**Written instruction:** Reproduce the lines below exactly as they appear, from the first line up to and including the line that contains "gizmo-y-label: y (609, 39, 612, 45)".

**Given information:**
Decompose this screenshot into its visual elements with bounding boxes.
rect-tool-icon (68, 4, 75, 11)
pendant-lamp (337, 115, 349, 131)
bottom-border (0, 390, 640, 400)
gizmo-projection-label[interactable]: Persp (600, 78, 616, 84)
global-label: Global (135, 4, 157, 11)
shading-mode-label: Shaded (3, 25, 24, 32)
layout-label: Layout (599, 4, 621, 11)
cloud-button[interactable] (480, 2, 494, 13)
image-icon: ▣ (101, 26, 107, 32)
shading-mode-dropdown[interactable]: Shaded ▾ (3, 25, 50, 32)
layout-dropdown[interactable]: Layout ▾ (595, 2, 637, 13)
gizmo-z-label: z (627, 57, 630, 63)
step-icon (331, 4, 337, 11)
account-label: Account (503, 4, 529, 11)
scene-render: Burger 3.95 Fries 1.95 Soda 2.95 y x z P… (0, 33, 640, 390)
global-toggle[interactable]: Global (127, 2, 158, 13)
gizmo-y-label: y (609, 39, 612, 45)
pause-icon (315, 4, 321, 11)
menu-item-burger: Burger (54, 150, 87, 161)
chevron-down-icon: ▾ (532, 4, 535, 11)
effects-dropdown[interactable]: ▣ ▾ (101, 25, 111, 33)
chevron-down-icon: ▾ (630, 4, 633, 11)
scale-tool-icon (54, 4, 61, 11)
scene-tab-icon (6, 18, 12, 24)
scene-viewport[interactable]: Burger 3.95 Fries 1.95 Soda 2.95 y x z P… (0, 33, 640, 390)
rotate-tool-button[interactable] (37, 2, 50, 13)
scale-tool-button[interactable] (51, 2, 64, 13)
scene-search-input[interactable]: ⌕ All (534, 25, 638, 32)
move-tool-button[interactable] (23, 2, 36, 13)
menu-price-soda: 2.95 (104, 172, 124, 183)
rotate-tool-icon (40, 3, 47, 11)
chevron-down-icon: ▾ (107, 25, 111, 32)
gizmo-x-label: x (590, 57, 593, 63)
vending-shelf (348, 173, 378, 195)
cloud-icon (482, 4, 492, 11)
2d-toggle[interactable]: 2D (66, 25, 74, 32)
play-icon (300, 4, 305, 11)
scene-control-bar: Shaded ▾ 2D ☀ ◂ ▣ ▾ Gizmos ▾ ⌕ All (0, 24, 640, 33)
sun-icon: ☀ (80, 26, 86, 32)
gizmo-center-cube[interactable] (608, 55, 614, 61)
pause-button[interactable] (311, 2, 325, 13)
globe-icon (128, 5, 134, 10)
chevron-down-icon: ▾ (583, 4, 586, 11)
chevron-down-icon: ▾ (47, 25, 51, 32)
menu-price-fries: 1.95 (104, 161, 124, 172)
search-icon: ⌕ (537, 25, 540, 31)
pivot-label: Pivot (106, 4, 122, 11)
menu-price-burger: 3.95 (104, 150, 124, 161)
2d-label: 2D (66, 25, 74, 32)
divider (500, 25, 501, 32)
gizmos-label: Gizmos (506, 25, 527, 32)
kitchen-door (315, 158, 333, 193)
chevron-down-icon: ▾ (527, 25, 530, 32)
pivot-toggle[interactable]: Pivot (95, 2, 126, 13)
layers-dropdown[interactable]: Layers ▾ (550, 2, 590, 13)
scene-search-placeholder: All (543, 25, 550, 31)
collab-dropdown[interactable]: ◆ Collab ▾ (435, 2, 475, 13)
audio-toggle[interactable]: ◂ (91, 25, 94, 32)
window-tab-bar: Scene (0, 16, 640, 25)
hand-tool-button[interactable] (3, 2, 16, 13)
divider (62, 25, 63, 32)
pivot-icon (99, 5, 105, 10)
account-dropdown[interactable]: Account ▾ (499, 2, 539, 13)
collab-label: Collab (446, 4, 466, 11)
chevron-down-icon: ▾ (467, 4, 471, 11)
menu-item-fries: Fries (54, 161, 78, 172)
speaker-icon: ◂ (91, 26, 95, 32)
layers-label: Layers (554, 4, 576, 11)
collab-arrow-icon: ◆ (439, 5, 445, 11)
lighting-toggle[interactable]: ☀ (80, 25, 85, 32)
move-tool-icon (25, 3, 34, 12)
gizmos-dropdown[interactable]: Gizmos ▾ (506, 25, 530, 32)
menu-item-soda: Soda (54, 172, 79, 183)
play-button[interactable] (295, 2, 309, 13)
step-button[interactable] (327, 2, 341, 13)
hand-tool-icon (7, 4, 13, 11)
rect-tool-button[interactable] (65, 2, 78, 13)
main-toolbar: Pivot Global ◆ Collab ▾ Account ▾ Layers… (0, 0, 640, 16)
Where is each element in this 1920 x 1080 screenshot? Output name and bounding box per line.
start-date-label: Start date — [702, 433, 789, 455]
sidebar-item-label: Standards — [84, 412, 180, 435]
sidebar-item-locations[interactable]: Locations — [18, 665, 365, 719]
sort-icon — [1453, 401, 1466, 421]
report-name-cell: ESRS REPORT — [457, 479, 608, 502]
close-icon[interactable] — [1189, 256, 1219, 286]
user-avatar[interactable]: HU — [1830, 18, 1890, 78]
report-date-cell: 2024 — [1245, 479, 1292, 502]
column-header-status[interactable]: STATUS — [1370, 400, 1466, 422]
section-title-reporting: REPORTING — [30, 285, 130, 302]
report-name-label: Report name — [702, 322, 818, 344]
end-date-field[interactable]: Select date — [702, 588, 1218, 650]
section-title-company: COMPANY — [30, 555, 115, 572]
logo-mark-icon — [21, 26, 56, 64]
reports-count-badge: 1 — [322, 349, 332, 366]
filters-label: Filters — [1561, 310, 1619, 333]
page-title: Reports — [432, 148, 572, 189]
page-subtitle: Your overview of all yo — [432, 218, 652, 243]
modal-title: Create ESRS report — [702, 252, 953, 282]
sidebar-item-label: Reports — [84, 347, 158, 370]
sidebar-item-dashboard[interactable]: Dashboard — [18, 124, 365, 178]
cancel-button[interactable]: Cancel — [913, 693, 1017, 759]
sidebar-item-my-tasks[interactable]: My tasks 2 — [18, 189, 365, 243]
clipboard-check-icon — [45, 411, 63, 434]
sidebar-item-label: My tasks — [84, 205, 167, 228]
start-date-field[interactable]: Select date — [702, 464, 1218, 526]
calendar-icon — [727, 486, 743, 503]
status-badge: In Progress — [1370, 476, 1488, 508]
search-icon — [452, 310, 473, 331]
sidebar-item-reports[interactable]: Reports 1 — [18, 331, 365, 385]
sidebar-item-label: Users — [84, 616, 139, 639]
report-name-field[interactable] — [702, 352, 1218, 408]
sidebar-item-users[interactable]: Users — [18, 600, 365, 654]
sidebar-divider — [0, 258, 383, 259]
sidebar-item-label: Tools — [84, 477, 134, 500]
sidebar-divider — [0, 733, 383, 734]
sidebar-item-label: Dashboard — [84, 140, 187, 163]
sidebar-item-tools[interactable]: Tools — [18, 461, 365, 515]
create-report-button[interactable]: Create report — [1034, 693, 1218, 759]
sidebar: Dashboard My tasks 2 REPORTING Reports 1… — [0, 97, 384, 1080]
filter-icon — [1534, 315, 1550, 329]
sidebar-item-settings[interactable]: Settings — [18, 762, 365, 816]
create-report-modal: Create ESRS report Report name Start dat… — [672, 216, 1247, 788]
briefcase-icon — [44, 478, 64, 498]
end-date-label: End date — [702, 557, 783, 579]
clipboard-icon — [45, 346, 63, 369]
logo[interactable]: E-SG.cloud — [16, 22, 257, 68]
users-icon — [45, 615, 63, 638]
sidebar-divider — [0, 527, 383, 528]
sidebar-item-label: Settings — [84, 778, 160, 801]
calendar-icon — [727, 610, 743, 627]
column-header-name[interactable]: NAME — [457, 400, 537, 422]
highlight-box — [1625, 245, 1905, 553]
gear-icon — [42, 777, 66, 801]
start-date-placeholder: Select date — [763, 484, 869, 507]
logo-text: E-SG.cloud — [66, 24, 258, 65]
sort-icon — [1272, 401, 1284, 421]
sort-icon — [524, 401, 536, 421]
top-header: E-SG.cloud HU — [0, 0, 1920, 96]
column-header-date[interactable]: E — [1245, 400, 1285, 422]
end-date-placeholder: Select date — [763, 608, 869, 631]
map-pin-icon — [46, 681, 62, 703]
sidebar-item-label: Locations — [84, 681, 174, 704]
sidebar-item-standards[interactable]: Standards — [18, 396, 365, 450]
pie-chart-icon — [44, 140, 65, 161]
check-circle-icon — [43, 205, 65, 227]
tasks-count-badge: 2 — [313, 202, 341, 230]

**Exercise solution:**
Decompose this screenshot into its visual elements with bounding boxes.
rect-tool-icon (68, 4, 75, 11)
pendant-lamp (337, 115, 349, 131)
bottom-border (0, 390, 640, 400)
gizmo-projection-label[interactable]: Persp (600, 78, 616, 84)
global-label: Global (135, 4, 157, 11)
shading-mode-label: Shaded (3, 25, 24, 32)
layout-label: Layout (599, 4, 621, 11)
cloud-button[interactable] (480, 2, 494, 13)
image-icon: ▣ (101, 26, 107, 32)
shading-mode-dropdown[interactable]: Shaded ▾ (3, 25, 50, 32)
layout-dropdown[interactable]: Layout ▾ (595, 2, 637, 13)
gizmo-z-label: z (627, 57, 630, 63)
step-icon (331, 4, 337, 11)
account-label: Account (503, 4, 529, 11)
scene-render: Burger 3.95 Fries 1.95 Soda 2.95 y x z P… (0, 33, 640, 390)
global-toggle[interactable]: Global (127, 2, 158, 13)
gizmo-y-label: y (609, 39, 612, 45)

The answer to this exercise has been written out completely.